Texto del ejercicio:
.....
Valencia es una ciudad llena de luz, vida y color. Sin embargo, hay una imagen que, por desgracia, sigue siendo habitual en muchos barrios: residuos de obra abandonados en la vía pública o junto a contenedores urbanos.
Más allá del impacto visual, la mala gestión de los residuos de construcción no es un detalle menor. Es una cuestión de responsabilidad, planificación y cumplimiento normativo que afecta tanto al entorno como a quienes ejecutan la reforma.
¿Qué se consideran residuos de obra?
Los residuos de obra, también conocidos como residuos de construcción y demolición (RCD), incluyen materiales como escombros, restos de tabiques, cerámica, pavimentos, yesos, maderas, metales o instalaciones retiradas durante una reforma.
Estos residuos no pueden tratarse como basura doméstica ni depositarse en contenedores convencionales. Su gestión está regulada y debe realizarse mediante procedimientos específicos.
¿Por qué no deben acabar en la vía pública?
Cuando los residuos de obra se dejan en la calle o junto a contenedores urbanos se generan varios problemas:
- Deterioro de la imagen del entorno urbano
- Riesgos para la seguridad de peatones y vecinos
- Impacto ambiental negativo
- Incumplimiento de la normativa vigente
Además, este tipo de prácticas pueden acarrear consecuencias legales y económicas para los responsables de la obra.



Consecuencias de una mala gestión de residuos
Una gestión incorrecta de los residuos de obra puede derivar en:
- Sanciones económicas impuestas por la administración
- Obligación de retirar los residuos de forma inmediata
- Responsabilidades para quien ejecuta la reforma
- Retrasos y problemas añadidos en el desarrollo de la obra
En muchos casos, estos problemas no aparecen por falta de voluntad, sino por una planificación deficiente desde el inicio del proyecto.
.....
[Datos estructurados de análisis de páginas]
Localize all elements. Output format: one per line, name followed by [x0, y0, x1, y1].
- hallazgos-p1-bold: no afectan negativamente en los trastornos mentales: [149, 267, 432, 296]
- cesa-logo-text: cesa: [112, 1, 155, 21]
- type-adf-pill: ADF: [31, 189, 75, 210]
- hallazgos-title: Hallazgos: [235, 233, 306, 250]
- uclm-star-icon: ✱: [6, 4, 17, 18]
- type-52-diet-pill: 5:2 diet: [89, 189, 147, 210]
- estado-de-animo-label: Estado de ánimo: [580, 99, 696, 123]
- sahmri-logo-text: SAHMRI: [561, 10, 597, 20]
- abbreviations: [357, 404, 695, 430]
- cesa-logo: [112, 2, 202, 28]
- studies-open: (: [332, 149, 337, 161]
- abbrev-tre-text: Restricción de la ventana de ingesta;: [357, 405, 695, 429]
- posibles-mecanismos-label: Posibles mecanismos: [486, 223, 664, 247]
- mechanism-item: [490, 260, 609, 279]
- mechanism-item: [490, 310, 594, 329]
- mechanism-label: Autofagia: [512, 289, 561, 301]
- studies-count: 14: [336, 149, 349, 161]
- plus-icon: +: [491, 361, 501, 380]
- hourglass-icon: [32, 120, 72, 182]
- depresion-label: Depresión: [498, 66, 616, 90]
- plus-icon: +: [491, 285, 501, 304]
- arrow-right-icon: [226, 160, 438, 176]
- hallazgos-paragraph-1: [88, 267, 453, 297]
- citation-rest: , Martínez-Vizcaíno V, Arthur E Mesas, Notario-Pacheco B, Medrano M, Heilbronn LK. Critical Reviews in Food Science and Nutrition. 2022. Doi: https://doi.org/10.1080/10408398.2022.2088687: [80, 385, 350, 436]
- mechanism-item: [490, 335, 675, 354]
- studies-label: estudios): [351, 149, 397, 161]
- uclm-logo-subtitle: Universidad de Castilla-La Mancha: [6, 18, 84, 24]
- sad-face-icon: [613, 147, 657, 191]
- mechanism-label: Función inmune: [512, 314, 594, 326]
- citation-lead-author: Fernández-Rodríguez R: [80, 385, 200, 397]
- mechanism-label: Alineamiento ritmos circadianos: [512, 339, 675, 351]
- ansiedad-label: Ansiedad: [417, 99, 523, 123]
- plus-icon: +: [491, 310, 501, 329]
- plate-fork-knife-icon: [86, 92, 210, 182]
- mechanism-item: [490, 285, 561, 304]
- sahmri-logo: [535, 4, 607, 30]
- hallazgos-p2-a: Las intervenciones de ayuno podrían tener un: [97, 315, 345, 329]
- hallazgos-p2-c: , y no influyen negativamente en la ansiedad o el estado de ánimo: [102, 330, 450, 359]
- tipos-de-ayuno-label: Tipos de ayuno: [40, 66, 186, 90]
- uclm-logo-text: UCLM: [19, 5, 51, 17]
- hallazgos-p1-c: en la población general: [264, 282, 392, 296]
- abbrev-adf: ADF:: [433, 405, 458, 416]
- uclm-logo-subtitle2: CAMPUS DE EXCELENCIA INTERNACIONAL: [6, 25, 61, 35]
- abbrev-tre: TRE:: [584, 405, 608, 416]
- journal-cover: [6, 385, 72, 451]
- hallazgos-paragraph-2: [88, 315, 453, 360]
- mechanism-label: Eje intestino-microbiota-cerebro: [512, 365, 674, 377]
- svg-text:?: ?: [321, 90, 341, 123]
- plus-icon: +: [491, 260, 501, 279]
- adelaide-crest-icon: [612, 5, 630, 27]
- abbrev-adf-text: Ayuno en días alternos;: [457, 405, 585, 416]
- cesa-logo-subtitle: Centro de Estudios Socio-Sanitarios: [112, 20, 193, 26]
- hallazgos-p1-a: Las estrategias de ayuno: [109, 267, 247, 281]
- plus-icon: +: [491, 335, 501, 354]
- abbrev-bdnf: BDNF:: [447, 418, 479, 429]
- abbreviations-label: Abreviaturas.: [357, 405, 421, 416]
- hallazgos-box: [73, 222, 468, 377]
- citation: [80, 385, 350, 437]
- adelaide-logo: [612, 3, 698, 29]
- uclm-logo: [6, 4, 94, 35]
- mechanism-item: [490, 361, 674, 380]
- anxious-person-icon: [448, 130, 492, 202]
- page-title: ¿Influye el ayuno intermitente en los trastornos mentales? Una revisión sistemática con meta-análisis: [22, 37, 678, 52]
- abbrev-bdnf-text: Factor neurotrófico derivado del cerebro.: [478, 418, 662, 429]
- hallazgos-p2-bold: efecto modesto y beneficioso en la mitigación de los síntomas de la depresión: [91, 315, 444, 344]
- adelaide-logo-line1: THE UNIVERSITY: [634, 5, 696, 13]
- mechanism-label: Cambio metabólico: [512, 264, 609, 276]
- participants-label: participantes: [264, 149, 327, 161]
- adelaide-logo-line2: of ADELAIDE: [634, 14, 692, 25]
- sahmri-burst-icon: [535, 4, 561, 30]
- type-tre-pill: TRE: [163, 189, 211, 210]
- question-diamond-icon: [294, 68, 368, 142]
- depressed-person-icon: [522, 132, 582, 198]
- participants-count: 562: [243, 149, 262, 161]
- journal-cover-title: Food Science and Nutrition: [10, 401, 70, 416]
.....
Tareas a realizar:
a – Según el texto sobre los residuos de obra, ¿con qué otro nombre se conocen estos residuos?
b – Prosigue el texto sobre los residuos de obra a partir del punto en que se detiene.

Respuestas del ejercicio:
a – Residuos de construcción y demolición (RCD).

b –
La importancia de planificar la gestión de residuos desde el principio
Una reforma responsable empieza mucho antes de la ejecución de la obra. La correcta gestión de residuos debe estar prevista desde la fase inicial del proyecto, teniendo en cuenta:
- Qué tipo de residuos se van a generar
- Cómo se van a separar
- Quién será el gestor autorizado encargado de su tratamiento
- Cómo se realizará el transporte hasta plantas de gestión especializadas
Planificar estos aspectos evita improvisaciones, problemas legales y un impacto negativo en el entorno.
Reformar con responsabilidad también es cuidar la ciudad
Gestionar bien los residuos de obra no es un trámite más. Es parte de hacer las cosas bien, de respetar el entorno urbano y de contribuir a una ciudad más limpia y ordenada.
En Ápice creemos que una reforma bien hecha no se mide solo por el resultado final, sino también por cómo se lleva a cabo todo el proceso. Cumplir la normativa, planificar correctamente y trabajar con criterio forma parte de nuestra manera de entender las reformas.
Porque cuidar los espacios que habitamos también implica cuidar la ciudad en la que vivimos.